>>>

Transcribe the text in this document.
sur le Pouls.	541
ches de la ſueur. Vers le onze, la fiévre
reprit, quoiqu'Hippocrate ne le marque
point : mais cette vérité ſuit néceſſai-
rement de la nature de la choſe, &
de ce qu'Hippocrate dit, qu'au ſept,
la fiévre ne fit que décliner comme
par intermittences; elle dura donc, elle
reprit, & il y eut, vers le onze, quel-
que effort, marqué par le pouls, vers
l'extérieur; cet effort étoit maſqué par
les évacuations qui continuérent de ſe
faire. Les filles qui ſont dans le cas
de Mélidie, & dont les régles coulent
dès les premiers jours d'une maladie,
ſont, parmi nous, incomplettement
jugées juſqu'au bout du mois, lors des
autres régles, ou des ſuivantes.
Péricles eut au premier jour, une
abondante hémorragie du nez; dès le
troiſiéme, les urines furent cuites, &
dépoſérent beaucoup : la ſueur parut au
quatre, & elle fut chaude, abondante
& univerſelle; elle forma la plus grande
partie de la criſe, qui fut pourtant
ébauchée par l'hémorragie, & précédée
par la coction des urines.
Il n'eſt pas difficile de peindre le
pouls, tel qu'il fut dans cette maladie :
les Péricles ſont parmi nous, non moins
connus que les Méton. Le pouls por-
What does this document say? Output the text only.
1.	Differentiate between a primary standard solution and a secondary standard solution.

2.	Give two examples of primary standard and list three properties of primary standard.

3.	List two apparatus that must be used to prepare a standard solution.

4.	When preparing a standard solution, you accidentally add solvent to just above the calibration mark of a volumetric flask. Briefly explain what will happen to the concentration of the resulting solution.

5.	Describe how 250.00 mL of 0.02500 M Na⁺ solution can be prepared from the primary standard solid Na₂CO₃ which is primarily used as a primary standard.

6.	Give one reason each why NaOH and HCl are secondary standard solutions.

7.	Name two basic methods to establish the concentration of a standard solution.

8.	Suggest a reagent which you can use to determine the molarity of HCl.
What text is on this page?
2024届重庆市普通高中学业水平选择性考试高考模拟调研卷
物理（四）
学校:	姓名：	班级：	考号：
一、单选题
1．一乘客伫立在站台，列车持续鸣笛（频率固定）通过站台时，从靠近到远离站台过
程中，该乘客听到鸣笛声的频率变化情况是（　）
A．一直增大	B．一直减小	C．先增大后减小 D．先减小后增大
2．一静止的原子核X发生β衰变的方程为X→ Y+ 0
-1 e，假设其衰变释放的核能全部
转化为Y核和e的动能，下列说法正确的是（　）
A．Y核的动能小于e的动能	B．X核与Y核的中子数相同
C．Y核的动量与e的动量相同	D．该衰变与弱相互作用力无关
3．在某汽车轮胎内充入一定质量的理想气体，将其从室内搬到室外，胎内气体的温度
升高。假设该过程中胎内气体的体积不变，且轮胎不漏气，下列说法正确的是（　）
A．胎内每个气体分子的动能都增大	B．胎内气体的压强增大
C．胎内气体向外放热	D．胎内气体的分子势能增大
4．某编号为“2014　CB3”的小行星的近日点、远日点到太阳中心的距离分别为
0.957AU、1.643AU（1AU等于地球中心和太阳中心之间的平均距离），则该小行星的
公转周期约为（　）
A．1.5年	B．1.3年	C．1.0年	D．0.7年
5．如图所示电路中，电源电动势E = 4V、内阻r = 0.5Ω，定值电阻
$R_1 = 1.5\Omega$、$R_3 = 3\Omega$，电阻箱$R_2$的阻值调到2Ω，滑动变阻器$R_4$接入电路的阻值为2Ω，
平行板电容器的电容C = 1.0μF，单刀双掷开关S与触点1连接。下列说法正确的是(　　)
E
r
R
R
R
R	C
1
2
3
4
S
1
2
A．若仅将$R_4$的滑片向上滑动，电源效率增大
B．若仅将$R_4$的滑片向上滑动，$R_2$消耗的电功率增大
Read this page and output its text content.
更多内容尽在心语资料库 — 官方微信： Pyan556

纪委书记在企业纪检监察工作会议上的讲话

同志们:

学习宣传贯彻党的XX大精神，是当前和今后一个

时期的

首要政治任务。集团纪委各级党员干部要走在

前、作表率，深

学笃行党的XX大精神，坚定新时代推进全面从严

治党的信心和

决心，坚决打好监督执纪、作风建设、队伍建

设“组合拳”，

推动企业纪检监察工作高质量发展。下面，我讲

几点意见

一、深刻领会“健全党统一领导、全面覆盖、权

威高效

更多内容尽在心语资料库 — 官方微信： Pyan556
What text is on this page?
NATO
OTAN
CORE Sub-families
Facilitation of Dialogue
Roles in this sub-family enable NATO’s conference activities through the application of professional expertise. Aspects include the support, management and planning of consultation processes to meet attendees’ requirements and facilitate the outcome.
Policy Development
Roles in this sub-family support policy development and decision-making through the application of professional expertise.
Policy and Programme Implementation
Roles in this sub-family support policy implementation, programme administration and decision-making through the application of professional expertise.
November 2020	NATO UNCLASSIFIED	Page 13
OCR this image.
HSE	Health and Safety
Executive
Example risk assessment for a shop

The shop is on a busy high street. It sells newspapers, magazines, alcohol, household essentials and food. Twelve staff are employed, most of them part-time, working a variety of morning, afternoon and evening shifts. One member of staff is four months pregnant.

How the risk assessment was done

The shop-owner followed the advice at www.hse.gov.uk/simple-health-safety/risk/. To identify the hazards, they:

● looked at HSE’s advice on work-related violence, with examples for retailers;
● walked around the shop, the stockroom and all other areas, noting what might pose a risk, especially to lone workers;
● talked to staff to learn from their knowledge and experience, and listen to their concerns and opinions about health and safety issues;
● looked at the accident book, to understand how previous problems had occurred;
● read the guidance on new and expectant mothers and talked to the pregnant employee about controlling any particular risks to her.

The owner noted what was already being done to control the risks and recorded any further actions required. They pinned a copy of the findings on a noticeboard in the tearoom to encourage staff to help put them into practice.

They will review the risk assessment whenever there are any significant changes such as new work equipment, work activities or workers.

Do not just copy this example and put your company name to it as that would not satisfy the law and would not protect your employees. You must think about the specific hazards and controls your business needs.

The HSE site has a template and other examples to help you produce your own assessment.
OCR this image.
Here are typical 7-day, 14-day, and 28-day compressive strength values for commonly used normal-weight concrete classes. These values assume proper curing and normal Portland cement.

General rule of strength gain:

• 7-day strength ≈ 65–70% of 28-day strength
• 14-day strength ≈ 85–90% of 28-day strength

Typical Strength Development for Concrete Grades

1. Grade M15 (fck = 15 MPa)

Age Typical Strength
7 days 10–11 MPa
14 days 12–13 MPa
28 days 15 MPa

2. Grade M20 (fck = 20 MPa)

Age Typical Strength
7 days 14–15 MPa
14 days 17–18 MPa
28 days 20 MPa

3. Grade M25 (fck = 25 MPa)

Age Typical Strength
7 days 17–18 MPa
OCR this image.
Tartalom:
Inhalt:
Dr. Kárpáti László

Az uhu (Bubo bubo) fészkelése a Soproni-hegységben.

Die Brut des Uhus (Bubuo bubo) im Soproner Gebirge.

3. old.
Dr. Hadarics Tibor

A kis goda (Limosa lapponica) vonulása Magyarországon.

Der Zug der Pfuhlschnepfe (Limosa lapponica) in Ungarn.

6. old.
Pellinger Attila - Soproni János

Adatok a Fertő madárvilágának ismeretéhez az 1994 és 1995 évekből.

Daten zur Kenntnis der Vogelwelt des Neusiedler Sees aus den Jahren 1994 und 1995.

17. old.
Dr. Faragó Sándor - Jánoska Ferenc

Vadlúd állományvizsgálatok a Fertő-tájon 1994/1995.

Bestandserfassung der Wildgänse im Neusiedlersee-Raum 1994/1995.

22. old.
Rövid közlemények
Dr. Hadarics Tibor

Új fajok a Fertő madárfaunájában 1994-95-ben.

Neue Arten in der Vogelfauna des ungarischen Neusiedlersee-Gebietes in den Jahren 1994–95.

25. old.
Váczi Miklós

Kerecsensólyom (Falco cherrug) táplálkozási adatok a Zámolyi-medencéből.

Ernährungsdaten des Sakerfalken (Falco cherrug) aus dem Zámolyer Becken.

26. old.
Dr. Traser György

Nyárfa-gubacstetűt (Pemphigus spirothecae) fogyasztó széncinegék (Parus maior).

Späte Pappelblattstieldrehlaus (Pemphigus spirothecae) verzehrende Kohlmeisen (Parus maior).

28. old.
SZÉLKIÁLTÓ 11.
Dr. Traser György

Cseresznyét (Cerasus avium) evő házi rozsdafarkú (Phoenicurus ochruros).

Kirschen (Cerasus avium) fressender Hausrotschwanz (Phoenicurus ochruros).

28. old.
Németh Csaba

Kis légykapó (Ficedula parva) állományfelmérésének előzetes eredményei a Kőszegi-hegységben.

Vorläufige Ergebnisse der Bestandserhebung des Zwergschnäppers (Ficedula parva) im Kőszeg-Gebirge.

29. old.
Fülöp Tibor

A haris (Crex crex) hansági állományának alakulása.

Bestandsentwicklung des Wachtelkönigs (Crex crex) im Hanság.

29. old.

<<<

Problem details |
Gather each line in the data that holds the string "days".

Result of the task |
7 days 10–11 MPa
14 days 12–13 MPa
28 days 15 MPa
7 days 14–15 MPa
14 days 17–18 MPa
28 days 20 MPa
7 days 17–18 MPa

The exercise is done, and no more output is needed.